→ **Instruction**
Gather from the listing below each line that includes the word "verzorgen", and copy it.

→ **Source records**

++++++++++++++++++++

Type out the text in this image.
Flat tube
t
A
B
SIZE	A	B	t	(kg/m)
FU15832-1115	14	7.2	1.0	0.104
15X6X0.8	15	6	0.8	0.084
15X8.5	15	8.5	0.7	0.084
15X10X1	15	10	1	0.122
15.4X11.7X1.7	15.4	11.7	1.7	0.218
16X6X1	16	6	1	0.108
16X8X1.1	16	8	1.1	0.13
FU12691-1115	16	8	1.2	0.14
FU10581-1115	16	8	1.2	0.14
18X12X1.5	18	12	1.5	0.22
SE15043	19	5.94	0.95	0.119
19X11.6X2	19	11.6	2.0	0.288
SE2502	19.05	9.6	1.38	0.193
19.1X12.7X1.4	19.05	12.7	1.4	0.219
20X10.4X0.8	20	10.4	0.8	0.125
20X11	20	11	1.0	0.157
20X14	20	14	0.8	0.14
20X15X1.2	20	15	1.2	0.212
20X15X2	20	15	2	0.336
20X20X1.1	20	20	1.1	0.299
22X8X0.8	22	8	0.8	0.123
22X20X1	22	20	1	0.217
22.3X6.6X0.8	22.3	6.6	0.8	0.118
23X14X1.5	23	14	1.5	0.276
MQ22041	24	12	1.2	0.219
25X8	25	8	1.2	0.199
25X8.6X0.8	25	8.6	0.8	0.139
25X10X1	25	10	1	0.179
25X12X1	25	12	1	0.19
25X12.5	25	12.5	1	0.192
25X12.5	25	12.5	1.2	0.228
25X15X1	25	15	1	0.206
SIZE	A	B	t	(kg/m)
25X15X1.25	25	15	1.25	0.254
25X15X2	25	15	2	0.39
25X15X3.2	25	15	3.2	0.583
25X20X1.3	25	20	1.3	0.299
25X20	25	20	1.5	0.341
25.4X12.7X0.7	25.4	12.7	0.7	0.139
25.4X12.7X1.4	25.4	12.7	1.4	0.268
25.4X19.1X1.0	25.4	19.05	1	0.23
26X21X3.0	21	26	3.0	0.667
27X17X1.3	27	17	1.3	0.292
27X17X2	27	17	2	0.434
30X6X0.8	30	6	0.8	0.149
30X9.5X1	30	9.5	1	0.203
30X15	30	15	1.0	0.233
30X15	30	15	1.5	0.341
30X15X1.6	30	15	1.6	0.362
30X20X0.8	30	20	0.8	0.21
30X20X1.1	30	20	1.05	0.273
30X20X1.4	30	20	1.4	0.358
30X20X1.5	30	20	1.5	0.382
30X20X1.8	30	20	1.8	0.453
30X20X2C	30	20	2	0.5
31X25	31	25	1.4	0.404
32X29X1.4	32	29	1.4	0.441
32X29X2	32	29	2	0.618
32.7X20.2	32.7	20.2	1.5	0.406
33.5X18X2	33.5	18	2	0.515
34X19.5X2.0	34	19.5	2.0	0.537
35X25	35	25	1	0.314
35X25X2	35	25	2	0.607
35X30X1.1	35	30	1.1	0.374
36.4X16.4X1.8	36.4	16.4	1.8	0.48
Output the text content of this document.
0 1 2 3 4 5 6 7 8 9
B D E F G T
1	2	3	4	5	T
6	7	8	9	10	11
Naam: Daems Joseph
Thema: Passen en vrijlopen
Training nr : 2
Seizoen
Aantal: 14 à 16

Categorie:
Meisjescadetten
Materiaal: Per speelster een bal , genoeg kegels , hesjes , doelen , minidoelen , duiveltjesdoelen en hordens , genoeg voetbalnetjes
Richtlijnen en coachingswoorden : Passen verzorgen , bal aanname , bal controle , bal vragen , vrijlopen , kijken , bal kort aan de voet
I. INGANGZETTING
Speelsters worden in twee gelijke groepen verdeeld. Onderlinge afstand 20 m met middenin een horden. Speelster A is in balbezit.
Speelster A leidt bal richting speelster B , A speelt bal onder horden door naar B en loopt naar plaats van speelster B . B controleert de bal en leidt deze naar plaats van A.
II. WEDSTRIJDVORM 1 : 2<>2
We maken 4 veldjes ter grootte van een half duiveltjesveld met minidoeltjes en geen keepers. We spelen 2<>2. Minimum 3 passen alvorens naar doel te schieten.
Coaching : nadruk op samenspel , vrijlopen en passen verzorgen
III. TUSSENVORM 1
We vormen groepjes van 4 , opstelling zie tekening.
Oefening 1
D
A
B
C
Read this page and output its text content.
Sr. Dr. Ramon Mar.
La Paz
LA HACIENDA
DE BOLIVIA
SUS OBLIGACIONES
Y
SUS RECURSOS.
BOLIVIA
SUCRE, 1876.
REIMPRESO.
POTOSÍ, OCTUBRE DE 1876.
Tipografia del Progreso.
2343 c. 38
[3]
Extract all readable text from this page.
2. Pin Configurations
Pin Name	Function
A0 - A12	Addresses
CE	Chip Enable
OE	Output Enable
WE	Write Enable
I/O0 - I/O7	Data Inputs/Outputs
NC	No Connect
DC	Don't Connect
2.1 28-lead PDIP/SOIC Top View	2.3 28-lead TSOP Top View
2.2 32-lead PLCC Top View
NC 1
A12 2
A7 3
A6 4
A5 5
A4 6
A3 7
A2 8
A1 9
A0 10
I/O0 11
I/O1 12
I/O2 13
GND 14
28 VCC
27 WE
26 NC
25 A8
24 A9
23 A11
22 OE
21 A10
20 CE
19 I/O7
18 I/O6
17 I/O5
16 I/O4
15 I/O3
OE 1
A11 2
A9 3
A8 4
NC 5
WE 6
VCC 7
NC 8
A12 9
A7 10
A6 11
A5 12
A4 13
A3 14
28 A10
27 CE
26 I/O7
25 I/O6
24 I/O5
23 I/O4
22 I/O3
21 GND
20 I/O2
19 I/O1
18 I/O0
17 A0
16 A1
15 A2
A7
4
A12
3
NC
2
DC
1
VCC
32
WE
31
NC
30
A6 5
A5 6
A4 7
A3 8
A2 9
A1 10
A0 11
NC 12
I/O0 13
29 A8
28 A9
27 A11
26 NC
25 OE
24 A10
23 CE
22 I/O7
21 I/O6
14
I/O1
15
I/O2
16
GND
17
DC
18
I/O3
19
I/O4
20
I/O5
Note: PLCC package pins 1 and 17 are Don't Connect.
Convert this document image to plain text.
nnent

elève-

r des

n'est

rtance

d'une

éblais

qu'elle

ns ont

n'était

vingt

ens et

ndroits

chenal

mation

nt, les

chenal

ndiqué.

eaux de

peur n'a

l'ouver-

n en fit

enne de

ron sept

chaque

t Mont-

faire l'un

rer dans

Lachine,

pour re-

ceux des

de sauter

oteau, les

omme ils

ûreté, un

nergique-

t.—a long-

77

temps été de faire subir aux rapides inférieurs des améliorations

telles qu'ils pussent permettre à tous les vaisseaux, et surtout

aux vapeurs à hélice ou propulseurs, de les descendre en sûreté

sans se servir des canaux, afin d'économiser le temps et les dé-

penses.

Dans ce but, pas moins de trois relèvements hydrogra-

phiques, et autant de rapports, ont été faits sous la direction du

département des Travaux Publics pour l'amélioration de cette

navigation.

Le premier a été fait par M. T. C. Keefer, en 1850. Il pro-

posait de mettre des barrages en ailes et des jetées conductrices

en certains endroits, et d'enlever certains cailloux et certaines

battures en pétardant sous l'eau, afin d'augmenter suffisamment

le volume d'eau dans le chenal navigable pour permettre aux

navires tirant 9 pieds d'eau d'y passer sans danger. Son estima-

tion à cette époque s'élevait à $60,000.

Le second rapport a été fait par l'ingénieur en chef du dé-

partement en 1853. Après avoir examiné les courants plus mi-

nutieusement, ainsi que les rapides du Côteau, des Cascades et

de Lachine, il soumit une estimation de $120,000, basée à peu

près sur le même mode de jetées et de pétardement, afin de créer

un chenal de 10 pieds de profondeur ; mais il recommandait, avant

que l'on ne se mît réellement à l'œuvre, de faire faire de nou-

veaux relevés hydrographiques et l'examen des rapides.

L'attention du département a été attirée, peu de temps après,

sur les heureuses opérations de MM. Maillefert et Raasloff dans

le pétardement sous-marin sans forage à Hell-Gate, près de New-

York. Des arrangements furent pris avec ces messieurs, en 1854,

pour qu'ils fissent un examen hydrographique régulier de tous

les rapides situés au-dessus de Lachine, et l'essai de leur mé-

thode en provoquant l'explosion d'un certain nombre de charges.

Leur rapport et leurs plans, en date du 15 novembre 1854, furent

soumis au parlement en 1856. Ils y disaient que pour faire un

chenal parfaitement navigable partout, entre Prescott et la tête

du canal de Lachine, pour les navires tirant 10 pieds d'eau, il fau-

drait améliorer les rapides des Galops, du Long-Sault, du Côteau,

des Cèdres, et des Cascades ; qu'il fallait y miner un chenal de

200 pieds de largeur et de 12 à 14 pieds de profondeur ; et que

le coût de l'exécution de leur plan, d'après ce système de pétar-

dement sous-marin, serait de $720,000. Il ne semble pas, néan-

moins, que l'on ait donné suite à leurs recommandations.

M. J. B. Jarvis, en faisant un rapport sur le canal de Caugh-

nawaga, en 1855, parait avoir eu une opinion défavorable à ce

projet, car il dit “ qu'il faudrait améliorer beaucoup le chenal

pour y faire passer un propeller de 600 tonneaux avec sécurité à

++++++++++++++++++++

→ **Response**
Richtlijnen en coachingswoorden : Passen verzorgen , bal aanname , bal controle , bal vragen , vrijlopen , kijken , bal kort aan de voet
Coaching : nadruk op samenspel , vrijlopen en passen verzorgen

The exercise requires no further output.